Copy out the entries below precisely; nothing is to be omitted.

INFORMATION SHOWN
-- start --

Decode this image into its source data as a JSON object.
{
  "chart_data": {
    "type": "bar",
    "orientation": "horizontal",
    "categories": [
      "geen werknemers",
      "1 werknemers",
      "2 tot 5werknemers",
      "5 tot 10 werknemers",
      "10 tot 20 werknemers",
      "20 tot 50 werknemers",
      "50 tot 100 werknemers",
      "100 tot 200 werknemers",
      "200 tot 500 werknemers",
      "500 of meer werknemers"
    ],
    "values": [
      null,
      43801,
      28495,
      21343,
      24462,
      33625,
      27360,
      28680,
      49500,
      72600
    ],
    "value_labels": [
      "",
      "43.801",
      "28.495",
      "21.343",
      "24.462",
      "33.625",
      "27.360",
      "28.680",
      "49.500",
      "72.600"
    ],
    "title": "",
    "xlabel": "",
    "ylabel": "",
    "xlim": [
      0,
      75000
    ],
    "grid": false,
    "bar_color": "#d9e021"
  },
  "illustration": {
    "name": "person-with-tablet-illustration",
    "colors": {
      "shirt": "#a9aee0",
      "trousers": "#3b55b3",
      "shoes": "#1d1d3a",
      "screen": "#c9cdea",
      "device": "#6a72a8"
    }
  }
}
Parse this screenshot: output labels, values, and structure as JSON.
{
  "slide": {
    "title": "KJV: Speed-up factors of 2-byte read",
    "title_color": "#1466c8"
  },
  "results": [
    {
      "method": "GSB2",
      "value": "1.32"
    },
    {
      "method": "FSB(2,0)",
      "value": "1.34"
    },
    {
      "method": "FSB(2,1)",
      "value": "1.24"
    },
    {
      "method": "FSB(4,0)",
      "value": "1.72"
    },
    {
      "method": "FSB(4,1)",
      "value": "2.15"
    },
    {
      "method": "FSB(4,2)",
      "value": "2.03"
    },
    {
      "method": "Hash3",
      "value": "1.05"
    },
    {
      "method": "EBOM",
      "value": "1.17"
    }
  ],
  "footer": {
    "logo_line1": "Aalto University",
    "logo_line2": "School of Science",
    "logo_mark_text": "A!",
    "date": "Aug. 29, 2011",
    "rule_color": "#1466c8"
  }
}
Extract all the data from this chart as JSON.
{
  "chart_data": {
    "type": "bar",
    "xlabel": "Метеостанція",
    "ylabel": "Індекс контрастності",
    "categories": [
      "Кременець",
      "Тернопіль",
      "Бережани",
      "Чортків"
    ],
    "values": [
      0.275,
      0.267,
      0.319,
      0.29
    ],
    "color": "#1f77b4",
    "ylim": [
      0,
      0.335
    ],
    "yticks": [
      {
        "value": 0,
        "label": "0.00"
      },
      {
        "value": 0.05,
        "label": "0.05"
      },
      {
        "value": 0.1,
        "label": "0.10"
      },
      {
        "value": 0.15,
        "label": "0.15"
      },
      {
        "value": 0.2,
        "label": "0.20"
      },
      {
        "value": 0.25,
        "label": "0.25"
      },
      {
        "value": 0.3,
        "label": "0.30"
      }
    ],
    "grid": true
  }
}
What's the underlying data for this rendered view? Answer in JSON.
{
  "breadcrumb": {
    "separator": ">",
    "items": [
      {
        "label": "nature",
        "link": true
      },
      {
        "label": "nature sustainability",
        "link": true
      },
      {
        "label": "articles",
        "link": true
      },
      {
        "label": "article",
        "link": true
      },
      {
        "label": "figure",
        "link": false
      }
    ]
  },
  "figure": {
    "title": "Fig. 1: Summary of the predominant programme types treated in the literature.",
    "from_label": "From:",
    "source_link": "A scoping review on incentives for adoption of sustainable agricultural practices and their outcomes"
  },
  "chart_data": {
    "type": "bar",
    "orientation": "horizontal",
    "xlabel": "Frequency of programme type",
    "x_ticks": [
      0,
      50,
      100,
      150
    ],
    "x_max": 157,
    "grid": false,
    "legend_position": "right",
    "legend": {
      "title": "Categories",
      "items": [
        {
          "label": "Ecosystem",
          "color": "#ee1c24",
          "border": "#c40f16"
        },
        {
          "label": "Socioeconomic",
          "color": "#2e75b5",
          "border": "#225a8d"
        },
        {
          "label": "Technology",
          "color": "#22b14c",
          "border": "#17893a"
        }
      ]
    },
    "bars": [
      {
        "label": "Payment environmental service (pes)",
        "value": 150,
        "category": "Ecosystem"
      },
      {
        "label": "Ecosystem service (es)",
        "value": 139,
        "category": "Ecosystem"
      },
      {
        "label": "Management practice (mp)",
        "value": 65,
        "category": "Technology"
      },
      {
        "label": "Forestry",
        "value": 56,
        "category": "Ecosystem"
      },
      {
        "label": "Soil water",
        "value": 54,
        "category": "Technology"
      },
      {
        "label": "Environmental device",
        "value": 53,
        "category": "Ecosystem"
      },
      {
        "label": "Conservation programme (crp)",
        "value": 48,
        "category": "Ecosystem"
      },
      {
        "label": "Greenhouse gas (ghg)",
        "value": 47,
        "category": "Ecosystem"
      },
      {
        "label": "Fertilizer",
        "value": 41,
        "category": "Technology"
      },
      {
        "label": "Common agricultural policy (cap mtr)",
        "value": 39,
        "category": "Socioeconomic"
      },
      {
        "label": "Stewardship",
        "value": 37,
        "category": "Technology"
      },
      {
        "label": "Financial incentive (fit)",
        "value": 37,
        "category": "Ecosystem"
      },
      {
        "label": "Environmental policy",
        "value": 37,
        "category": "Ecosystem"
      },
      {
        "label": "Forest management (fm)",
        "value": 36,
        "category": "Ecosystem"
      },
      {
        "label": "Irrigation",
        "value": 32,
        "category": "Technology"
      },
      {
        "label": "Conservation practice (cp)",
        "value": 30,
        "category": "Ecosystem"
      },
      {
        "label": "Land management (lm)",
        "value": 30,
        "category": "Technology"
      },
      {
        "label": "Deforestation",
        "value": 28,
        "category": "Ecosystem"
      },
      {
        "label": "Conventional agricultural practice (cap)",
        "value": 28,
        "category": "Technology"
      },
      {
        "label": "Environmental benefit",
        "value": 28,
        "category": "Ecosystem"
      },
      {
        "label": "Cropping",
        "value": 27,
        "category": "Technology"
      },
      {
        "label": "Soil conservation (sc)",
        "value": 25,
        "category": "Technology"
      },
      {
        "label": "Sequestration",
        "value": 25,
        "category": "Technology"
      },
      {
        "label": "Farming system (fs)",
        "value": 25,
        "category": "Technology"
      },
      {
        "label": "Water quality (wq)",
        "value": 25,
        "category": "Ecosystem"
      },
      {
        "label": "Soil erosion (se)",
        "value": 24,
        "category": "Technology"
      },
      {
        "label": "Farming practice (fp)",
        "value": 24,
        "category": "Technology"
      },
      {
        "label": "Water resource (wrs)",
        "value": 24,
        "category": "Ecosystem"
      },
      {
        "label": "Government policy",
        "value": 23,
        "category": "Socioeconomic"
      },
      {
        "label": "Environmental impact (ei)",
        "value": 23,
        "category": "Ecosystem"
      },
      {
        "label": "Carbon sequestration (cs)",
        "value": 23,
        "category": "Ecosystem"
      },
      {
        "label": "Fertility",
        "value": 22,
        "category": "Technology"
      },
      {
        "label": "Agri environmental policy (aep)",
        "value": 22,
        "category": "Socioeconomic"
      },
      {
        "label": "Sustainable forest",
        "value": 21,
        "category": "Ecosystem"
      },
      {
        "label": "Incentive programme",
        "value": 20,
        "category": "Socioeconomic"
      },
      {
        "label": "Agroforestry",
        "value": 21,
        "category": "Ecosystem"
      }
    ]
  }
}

-- end --

SOLUTION TO THIS TASK
Decode this image into its source data as a JSON object.
{
  "chart_data": {
    "type": "bar",
    "orientation": "horizontal",
    "categories": [
      "geen werknemers",
      "1 werknemers",
      "2 tot 5werknemers",
      "5 tot 10 werknemers",
      "10 tot 20 werknemers",
      "20 tot 50 werknemers",
      "50 tot 100 werknemers",
      "100 tot 200 werknemers",
      "200 tot 500 werknemers",
      "500 of meer werknemers"
    ],
    "values": [
      null,
      43801,
      28495,
      21343,
      24462,
      33625,
      27360,
      28680,
      49500,
      72600
    ],
    "value_labels": [
      "",
      "43.801",
      "28.495",
      "21.343",
      "24.462",
      "33.625",
      "27.360",
      "28.680",
      "49.500",
      "72.600"
    ],
    "title": "",
    "xlabel": "",
    "ylabel": "",
    "xlim": [
      0,
      75000
    ],
    "grid": false,
    "bar_color": "#d9e021"
  },
  "illustration": {
    "name": "person-with-tablet-illustration",
    "colors": {
      "shirt": "#a9aee0",
      "trousers": "#3b55b3",
      "shoes": "#1d1d3a",
      "screen": "#c9cdea",
      "device": "#6a72a8"
    }
  }
}
Parse this screenshot: output labels, values, and structure as JSON.
{
  "slide": {
    "title": "KJV: Speed-up factors of 2-byte read",
    "title_color": "#1466c8"
  },
  "results": [
    {
      "method": "GSB2",
      "value": "1.32"
    },
    {
      "method": "FSB(2,0)",
      "value": "1.34"
    },
    {
      "method": "FSB(2,1)",
      "value": "1.24"
    },
    {
      "method": "FSB(4,0)",
      "value": "1.72"
    },
    {
      "method": "FSB(4,1)",
      "value": "2.15"
    },
    {
      "method": "FSB(4,2)",
      "value": "2.03"
    },
    {
      "method": "Hash3",
      "value": "1.05"
    },
    {
      "method": "EBOM",
      "value": "1.17"
    }
  ],
  "footer": {
    "logo_line1": "Aalto University",
    "logo_line2": "School of Science",
    "logo_mark_text": "A!",
    "date": "Aug. 29, 2011",
    "rule_color": "#1466c8"
  }
}
Extract all the data from this chart as JSON.
{
  "chart_data": {
    "type": "bar",
    "xlabel": "Метеостанція",
    "ylabel": "Індекс контрастності",
    "categories": [
      "Кременець",
      "Тернопіль",
      "Бережани",
      "Чортків"
    ],
    "values": [
      0.275,
      0.267,
      0.319,
      0.29
    ],
    "color": "#1f77b4",
    "ylim": [
      0,
      0.335
    ],
    "yticks": [
      {
        "value": 0,
        "label": "0.00"
      },
      {
        "value": 0.05,
        "label": "0.05"
      },
      {
        "value": 0.1,
        "label": "0.10"
      },
      {
        "value": 0.15,
        "label": "0.15"
      },
      {
        "value": 0.2,
        "label": "0.20"
      },
      {
        "value": 0.25,
        "label": "0.25"
      },
      {
        "value": 0.3,
        "label": "0.30"
      }
    ],
    "grid": true
  }
}
What's the underlying data for this rendered view? Answer in JSON.
{
  "breadcrumb": {
    "separator": ">",
    "items": [
      {
        "label": "nature",
        "link": true
      },
      {
        "label": "nature sustainability",
        "link": true
      },
      {
        "label": "articles",
        "link": true
      },
      {
        "label": "article",
        "link": true
      },
      {
        "label": "figure",
        "link": false
      }
    ]
  },
  "figure": {
    "title": "Fig. 1: Summary of the predominant programme types treated in the literature.",
    "from_label": "From:",
    "source_link": "A scoping review on incentives for adoption of sustainable agricultural practices and their outcomes"
  },
  "chart_data": {
    "type": "bar",
    "orientation": "horizontal",
    "xlabel": "Frequency of programme type",
    "x_ticks": [
      0,
      50,
      100,
      150
    ],
    "x_max": 157,
    "grid": false,
    "legend_position": "right",
    "legend": {
      "title": "Categories",
      "items": [
        {
          "label": "Ecosystem",
          "color": "#ee1c24",
          "border": "#c40f16"
        },
        {
          "label": "Socioeconomic",
          "color": "#2e75b5",
          "border": "#225a8d"
        },
        {
          "label": "Technology",
          "color": "#22b14c",
          "border": "#17893a"
        }
      ]
    },
    "bars": [
      {
        "label": "Payment environmental service (pes)",
        "value": 150,
        "category": "Ecosystem"
      },
      {
        "label": "Ecosystem service (es)",
        "value": 139,
        "category": "Ecosystem"
      },
      {
        "label": "Management practice (mp)",
        "value": 65,
        "category": "Technology"
      },
      {
        "label": "Forestry",
        "value": 56,
        "category": "Ecosystem"
      },
      {
        "label": "Soil water",
        "value": 54,
        "category": "Technology"
      },
      {
        "label": "Environmental device",
        "value": 53,
        "category": "Ecosystem"
      },
      {
        "label": "Conservation programme (crp)",
        "value": 48,
        "category": "Ecosystem"
      },
      {
        "label": "Greenhouse gas (ghg)",
        "value": 47,
        "category": "Ecosystem"
      },
      {
        "label": "Fertilizer",
        "value": 41,
        "category": "Technology"
      },
      {
        "label": "Common agricultural policy (cap mtr)",
        "value": 39,
        "category": "Socioeconomic"
      },
      {
        "label": "Stewardship",
        "value": 37,
        "category": "Technology"
      },
      {
        "label": "Financial incentive (fit)",
        "value": 37,
        "category": "Ecosystem"
      },
      {
        "label": "Environmental policy",
        "value": 37,
        "category": "Ecosystem"
      },
      {
        "label": "Forest management (fm)",
        "value": 36,
        "category": "Ecosystem"
      },
      {
        "label": "Irrigation",
        "value": 32,
        "category": "Technology"
      },
      {
        "label": "Conservation practice (cp)",
        "value": 30,
        "category": "Ecosystem"
      },
      {
        "label": "Land management (lm)",
        "value": 30,
        "category": "Technology"
      },
      {
        "label": "Deforestation",
        "value": 28,
        "category": "Ecosystem"
      },
      {
        "label": "Conventional agricultural practice (cap)",
        "value": 28,
        "category": "Technology"
      },
      {
        "label": "Environmental benefit",
        "value": 28,
        "category": "Ecosystem"
      },
      {
        "label": "Cropping",
        "value": 27,
        "category": "Technology"
      },
      {
        "label": "Soil conservation (sc)",
        "value": 25,
        "category": "Technology"
      },
      {
        "label": "Sequestration",
        "value": 25,
        "category": "Technology"
      },
      {
        "label": "Farming system (fs)",
        "value": 25,
        "category": "Technology"
      },
      {
        "label": "Water quality (wq)",
        "value": 25,
        "category": "Ecosystem"
      },
      {
        "label": "Soil erosion (se)",
        "value": 24,
        "category": "Technology"
      },
      {
        "label": "Farming practice (fp)",
        "value": 24,
        "category": "Technology"
      },
      {
        "label": "Water resource (wrs)",
        "value": 24,
        "category": "Ecosystem"
      },
      {
        "label": "Government policy",
        "value": 23,
        "category": "Socioeconomic"
      },
      {
        "label": "Environmental impact (ei)",
        "value": 23,
        "category": "Ecosystem"
      },
      {
        "label": "Carbon sequestration (cs)",
        "value": 23,
        "category": "Ecosystem"
      },
      {
        "label": "Fertility",
        "value": 22,
        "category": "Technology"
      },
      {
        "label": "Agri environmental policy (aep)",
        "value": 22,
        "category": "Socioeconomic"
      },
      {
        "label": "Sustainable forest",
        "value": 21,
        "category": "Ecosystem"
      },
      {
        "label": "Incentive programme",
        "value": 20,
        "category": "Socioeconomic"
      },
      {
        "label": "Agroforestry",
        "value": 21,
        "category": "Ecosystem"
      }
    ]
  }
}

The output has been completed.